■ **TASK INPUT**:
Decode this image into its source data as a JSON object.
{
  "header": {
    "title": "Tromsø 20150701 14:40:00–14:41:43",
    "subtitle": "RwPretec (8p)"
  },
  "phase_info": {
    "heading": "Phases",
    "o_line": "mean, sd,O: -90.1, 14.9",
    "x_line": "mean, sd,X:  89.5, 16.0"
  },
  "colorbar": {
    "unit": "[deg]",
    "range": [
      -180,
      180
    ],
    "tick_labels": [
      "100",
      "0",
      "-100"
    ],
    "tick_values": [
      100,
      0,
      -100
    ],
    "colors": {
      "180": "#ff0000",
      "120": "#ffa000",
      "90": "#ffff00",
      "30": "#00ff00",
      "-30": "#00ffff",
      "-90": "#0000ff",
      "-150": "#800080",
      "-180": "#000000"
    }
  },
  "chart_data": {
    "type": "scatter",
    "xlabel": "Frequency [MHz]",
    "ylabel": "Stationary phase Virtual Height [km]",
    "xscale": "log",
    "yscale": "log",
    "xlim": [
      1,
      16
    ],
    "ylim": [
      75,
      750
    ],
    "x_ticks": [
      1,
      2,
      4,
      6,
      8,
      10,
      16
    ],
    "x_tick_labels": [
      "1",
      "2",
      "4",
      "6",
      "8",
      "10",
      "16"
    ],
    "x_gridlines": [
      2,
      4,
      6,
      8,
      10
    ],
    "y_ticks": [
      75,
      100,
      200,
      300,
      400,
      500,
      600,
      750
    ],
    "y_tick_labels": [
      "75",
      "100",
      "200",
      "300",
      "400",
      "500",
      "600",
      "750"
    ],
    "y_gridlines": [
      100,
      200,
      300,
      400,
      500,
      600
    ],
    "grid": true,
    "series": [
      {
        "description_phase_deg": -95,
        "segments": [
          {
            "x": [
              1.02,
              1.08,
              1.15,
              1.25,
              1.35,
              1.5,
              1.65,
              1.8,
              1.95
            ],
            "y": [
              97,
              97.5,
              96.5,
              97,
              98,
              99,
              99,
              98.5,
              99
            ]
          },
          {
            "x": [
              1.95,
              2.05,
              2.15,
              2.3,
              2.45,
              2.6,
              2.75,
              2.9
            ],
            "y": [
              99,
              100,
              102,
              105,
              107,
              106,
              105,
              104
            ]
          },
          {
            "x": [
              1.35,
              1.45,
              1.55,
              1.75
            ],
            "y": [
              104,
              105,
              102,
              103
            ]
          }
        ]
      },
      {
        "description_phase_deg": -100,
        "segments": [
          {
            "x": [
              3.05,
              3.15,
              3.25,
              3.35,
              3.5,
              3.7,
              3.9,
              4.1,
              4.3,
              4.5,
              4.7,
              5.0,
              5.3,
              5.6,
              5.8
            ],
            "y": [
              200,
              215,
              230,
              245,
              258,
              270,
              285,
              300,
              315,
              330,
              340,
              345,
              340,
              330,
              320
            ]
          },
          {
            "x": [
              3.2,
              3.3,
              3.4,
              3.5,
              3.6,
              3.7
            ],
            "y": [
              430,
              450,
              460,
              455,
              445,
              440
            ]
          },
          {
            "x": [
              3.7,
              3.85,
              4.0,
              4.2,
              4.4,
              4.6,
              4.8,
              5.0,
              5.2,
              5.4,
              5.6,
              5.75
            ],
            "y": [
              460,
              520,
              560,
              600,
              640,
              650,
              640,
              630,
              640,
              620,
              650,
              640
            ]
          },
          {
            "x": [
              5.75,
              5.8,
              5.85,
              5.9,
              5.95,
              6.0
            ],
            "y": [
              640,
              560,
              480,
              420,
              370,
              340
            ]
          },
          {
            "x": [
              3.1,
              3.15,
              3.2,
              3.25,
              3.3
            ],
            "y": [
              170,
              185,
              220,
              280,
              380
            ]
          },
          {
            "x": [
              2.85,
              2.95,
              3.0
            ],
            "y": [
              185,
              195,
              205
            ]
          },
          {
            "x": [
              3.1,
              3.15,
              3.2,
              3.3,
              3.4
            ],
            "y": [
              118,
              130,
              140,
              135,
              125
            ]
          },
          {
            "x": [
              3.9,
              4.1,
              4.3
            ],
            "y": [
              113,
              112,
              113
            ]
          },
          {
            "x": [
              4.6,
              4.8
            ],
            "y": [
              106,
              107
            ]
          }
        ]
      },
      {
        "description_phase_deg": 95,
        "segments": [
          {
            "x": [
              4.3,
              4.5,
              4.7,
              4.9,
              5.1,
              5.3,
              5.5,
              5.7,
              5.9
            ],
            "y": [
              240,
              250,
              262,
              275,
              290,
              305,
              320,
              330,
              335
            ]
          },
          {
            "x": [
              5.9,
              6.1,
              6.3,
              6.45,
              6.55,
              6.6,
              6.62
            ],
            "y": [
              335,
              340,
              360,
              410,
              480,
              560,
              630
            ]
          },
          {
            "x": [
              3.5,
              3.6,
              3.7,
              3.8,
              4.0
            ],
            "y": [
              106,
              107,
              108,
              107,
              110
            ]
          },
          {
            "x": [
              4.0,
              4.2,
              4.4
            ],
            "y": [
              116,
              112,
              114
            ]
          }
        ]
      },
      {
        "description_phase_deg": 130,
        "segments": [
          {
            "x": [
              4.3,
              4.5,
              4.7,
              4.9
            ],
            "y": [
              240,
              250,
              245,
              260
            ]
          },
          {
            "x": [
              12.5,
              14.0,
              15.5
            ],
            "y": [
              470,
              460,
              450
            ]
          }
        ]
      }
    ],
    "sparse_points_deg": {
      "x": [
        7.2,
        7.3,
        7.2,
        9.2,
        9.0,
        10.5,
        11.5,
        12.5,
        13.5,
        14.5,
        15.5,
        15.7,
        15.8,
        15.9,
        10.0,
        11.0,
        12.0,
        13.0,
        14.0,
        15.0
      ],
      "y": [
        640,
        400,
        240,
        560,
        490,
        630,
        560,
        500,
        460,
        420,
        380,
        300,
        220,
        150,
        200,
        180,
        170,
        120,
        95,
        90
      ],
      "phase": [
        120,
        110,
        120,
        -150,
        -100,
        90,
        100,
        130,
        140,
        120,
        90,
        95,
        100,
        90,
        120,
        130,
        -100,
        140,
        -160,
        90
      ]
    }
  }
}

■ **WORK INSTRUCTIONS**: Scan the material above for the string "mean" and report each line where you find it.

■ **EXERCISE RESULT**:
    "o_line": "mean, sd,O: -90.1, 14.9",
    "x_line": "mean, sd,X:  89.5, 16.0"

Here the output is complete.